▶ _Exercise_
Restate the listing below word for word, omitting any images.

▶ _Figure content listings_
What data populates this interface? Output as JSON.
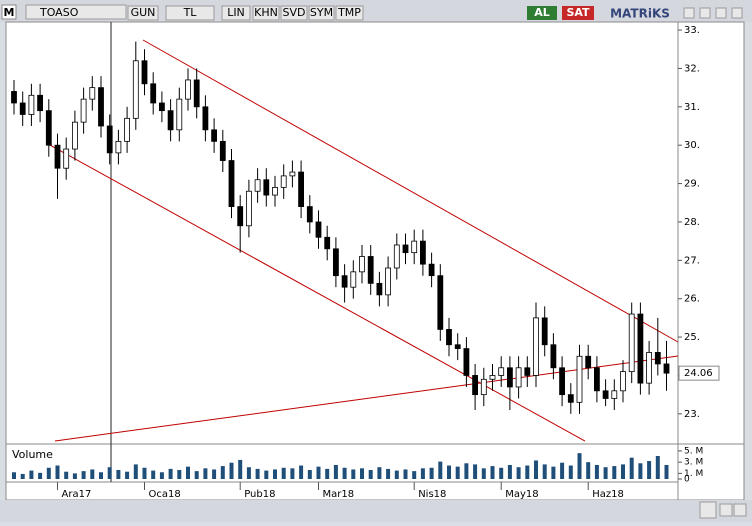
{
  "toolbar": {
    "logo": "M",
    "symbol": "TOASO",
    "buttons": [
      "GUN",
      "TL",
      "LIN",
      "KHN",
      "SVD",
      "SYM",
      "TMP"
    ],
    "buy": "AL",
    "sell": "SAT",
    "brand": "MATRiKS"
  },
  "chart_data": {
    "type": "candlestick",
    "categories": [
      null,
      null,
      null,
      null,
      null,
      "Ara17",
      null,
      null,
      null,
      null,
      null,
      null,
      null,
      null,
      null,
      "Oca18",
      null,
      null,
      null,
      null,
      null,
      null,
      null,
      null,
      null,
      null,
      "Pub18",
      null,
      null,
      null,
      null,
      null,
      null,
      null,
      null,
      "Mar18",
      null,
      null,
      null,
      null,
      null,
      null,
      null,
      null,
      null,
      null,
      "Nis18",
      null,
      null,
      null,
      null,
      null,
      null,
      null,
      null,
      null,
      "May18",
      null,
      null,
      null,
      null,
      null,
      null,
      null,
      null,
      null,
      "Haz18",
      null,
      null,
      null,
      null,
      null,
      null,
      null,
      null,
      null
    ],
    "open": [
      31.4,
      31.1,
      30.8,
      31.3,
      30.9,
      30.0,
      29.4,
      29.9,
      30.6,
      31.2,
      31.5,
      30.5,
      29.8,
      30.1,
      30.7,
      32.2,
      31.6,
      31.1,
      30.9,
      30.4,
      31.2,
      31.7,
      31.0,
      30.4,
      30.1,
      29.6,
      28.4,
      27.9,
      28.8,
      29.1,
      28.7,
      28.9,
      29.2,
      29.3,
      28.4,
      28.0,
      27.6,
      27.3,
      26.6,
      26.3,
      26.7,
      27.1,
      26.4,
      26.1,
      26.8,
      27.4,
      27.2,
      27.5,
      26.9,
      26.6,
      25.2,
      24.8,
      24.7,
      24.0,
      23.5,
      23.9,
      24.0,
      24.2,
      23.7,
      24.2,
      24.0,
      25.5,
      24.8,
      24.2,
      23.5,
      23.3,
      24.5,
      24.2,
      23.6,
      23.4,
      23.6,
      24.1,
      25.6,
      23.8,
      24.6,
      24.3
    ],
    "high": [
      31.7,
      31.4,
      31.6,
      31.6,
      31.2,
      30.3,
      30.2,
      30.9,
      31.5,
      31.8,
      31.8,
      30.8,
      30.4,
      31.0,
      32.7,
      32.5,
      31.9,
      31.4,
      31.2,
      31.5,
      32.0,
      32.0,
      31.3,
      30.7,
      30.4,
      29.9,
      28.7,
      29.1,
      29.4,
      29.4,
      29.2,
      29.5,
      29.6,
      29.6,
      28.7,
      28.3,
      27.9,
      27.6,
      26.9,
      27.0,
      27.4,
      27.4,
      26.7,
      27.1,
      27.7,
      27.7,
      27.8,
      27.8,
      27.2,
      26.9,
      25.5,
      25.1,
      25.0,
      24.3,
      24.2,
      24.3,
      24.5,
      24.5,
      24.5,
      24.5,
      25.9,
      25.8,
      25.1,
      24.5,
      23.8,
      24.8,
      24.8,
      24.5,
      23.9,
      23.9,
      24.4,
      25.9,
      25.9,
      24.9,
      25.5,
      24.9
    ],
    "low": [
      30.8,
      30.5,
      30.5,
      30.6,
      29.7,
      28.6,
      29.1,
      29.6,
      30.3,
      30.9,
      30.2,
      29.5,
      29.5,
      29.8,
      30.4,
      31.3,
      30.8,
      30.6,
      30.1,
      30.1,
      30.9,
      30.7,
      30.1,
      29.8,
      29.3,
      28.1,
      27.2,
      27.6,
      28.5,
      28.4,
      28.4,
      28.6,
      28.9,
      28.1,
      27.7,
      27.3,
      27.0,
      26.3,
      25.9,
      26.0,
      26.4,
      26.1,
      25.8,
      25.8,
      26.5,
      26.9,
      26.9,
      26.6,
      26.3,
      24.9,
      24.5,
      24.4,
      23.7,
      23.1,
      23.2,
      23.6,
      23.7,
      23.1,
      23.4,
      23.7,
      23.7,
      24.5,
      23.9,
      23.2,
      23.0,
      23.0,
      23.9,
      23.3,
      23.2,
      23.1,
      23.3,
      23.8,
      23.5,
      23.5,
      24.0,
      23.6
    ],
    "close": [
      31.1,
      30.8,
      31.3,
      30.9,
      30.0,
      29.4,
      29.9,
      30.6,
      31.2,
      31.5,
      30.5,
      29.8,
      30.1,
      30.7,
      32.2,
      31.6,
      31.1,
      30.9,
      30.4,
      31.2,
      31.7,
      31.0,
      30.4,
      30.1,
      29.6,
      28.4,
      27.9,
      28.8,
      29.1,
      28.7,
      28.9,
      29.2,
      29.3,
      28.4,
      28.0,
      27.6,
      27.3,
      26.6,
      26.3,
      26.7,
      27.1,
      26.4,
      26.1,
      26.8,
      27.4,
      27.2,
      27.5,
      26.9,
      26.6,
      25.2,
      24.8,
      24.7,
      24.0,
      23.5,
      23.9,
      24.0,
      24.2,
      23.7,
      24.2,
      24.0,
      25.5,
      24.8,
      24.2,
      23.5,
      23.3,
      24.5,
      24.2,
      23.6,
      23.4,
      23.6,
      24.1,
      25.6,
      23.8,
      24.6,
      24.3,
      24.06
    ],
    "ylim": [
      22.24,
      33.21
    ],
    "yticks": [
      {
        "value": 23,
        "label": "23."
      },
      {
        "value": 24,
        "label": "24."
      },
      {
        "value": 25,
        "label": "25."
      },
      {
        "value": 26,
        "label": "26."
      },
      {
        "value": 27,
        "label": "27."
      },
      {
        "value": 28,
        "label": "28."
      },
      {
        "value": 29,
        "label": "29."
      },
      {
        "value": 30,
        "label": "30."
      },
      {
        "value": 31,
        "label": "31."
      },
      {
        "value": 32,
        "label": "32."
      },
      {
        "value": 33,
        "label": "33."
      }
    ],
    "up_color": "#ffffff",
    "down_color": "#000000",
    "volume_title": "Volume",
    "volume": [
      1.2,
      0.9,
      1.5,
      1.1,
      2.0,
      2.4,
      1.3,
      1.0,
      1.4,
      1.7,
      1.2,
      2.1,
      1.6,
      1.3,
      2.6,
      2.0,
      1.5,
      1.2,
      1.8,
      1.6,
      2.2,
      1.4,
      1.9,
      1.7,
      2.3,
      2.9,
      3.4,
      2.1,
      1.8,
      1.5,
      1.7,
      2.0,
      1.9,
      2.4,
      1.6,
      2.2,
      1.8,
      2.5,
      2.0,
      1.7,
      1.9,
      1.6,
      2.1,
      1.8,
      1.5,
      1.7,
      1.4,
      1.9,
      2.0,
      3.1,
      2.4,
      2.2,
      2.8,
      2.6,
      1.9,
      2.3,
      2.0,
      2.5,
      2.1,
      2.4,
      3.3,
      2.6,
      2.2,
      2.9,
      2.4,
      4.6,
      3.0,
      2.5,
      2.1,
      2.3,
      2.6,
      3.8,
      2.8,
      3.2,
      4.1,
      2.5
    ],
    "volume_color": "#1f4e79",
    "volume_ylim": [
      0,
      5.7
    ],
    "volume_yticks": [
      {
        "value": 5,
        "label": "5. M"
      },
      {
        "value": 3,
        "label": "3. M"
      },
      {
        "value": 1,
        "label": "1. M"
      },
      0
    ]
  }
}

▶ _Response for this exercise_
What data populates this interface? Output as JSON.
{
  "toolbar": {
    "logo": "M",
    "symbol": "TOASO",
    "buttons": [
      "GUN",
      "TL",
      "LIN",
      "KHN",
      "SVD",
      "SYM",
      "TMP"
    ],
    "buy": "AL",
    "sell": "SAT",
    "brand": "MATRiKS"
  },
  "chart_data": {
    "type": "candlestick",
    "categories": [
      null,
      null,
      null,
      null,
      null,
      "Ara17",
      null,
      null,
      null,
      null,
      null,
      null,
      null,
      null,
      null,
      "Oca18",
      null,
      null,
      null,
      null,
      null,
      null,
      null,
      null,
      null,
      null,
      "Pub18",
      null,
      null,
      null,
      null,
      null,
      null,
      null,
      null,
      "Mar18",
      null,
      null,
      null,
      null,
      null,
      null,
      null,
      null,
      null,
      null,
      "Nis18",
      null,
      null,
      null,
      null,
      null,
      null,
      null,
      null,
      null,
      "May18",
      null,
      null,
      null,
      null,
      null,
      null,
      null,
      null,
      null,
      "Haz18",
      null,
      null,
      null,
      null,
      null,
      null,
      null,
      null,
      null
    ],
    "open": [
      31.4,
      31.1,
      30.8,
      31.3,
      30.9,
      30.0,
      29.4,
      29.9,
      30.6,
      31.2,
      31.5,
      30.5,
      29.8,
      30.1,
      30.7,
      32.2,
      31.6,
      31.1,
      30.9,
      30.4,
      31.2,
      31.7,
      31.0,
      30.4,
      30.1,
      29.6,
      28.4,
      27.9,
      28.8,
      29.1,
      28.7,
      28.9,
      29.2,
      29.3,
      28.4,
      28.0,
      27.6,
      27.3,
      26.6,
      26.3,
      26.7,
      27.1,
      26.4,
      26.1,
      26.8,
      27.4,
      27.2,
      27.5,
      26.9,
      26.6,
      25.2,
      24.8,
      24.7,
      24.0,
      23.5,
      23.9,
      24.0,
      24.2,
      23.7,
      24.2,
      24.0,
      25.5,
      24.8,
      24.2,
      23.5,
      23.3,
      24.5,
      24.2,
      23.6,
      23.4,
      23.6,
      24.1,
      25.6,
      23.8,
      24.6,
      24.3
    ],
    "high": [
      31.7,
      31.4,
      31.6,
      31.6,
      31.2,
      30.3,
      30.2,
      30.9,
      31.5,
      31.8,
      31.8,
      30.8,
      30.4,
      31.0,
      32.7,
      32.5,
      31.9,
      31.4,
      31.2,
      31.5,
      32.0,
      32.0,
      31.3,
      30.7,
      30.4,
      29.9,
      28.7,
      29.1,
      29.4,
      29.4,
      29.2,
      29.5,
      29.6,
      29.6,
      28.7,
      28.3,
      27.9,
      27.6,
      26.9,
      27.0,
      27.4,
      27.4,
      26.7,
      27.1,
      27.7,
      27.7,
      27.8,
      27.8,
      27.2,
      26.9,
      25.5,
      25.1,
      25.0,
      24.3,
      24.2,
      24.3,
      24.5,
      24.5,
      24.5,
      24.5,
      25.9,
      25.8,
      25.1,
      24.5,
      23.8,
      24.8,
      24.8,
      24.5,
      23.9,
      23.9,
      24.4,
      25.9,
      25.9,
      24.9,
      25.5,
      24.9
    ],
    "low": [
      30.8,
      30.5,
      30.5,
      30.6,
      29.7,
      28.6,
      29.1,
      29.6,
      30.3,
      30.9,
      30.2,
      29.5,
      29.5,
      29.8,
      30.4,
      31.3,
      30.8,
      30.6,
      30.1,
      30.1,
      30.9,
      30.7,
      30.1,
      29.8,
      29.3,
      28.1,
      27.2,
      27.6,
      28.5,
      28.4,
      28.4,
      28.6,
      28.9,
      28.1,
      27.7,
      27.3,
      27.0,
      26.3,
      25.9,
      26.0,
      26.4,
      26.1,
      25.8,
      25.8,
      26.5,
      26.9,
      26.9,
      26.6,
      26.3,
      24.9,
      24.5,
      24.4,
      23.7,
      23.1,
      23.2,
      23.6,
      23.7,
      23.1,
      23.4,
      23.7,
      23.7,
      24.5,
      23.9,
      23.2,
      23.0,
      23.0,
      23.9,
      23.3,
      23.2,
      23.1,
      23.3,
      23.8,
      23.5,
      23.5,
      24.0,
      23.6
    ],
    "close": [
      31.1,
      30.8,
      31.3,
      30.9,
      30.0,
      29.4,
      29.9,
      30.6,
      31.2,
      31.5,
      30.5,
      29.8,
      30.1,
      30.7,
      32.2,
      31.6,
      31.1,
      30.9,
      30.4,
      31.2,
      31.7,
      31.0,
      30.4,
      30.1,
      29.6,
      28.4,
      27.9,
      28.8,
      29.1,
      28.7,
      28.9,
      29.2,
      29.3,
      28.4,
      28.0,
      27.6,
      27.3,
      26.6,
      26.3,
      26.7,
      27.1,
      26.4,
      26.1,
      26.8,
      27.4,
      27.2,
      27.5,
      26.9,
      26.6,
      25.2,
      24.8,
      24.7,
      24.0,
      23.5,
      23.9,
      24.0,
      24.2,
      23.7,
      24.2,
      24.0,
      25.5,
      24.8,
      24.2,
      23.5,
      23.3,
      24.5,
      24.2,
      23.6,
      23.4,
      23.6,
      24.1,
      25.6,
      23.8,
      24.6,
      24.3,
      24.06
    ],
    "ylim": [
      22.24,
      33.21
    ],
    "yticks": [
      {
        "value": 23,
        "label": "23."
      },
      {
        "value": 24,
        "label": "24."
      },
      {
        "value": 25,
        "label": "25."
      },
      {
        "value": 26,
        "label": "26."
      },
      {
        "value": 27,
        "label": "27."
      },
      {
        "value": 28,
        "label": "28."
      },
      {
        "value": 29,
        "label": "29."
      },
      {
        "value": 30,
        "label": "30."
      },
      {
        "value": 31,
        "label": "31."
      },
      {
        "value": 32,
        "label": "32."
      },
      {
        "value": 33,
        "label": "33."
      }
    ],
    "up_color": "#ffffff",
    "down_color": "#000000",
    "volume_title": "Volume",
    "volume": [
      1.2,
      0.9,
      1.5,
      1.1,
      2.0,
      2.4,
      1.3,
      1.0,
      1.4,
      1.7,
      1.2,
      2.1,
      1.6,
      1.3,
      2.6,
      2.0,
      1.5,
      1.2,
      1.8,
      1.6,
      2.2,
      1.4,
      1.9,
      1.7,
      2.3,
      2.9,
      3.4,
      2.1,
      1.8,
      1.5,
      1.7,
      2.0,
      1.9,
      2.4,
      1.6,
      2.2,
      1.8,
      2.5,
      2.0,
      1.7,
      1.9,
      1.6,
      2.1,
      1.8,
      1.5,
      1.7,
      1.4,
      1.9,
      2.0,
      3.1,
      2.4,
      2.2,
      2.8,
      2.6,
      1.9,
      2.3,
      2.0,
      2.5,
      2.1,
      2.4,
      3.3,
      2.6,
      2.2,
      2.9,
      2.4,
      4.6,
      3.0,
      2.5,
      2.1,
      2.3,
      2.6,
      3.8,
      2.8,
      3.2,
      4.1,
      2.5
    ],
    "volume_color": "#1f4e79",
    "volume_ylim": [
      0,
      5.7
    ],
    "volume_yticks": [
      {
        "value": 5,
        "label": "5. M"
      },
      {
        "value": 3,
        "label": "3. M"
      },
      {
        "value": 1,
        "label": "1. M"
      },
      0
    ]
  }
}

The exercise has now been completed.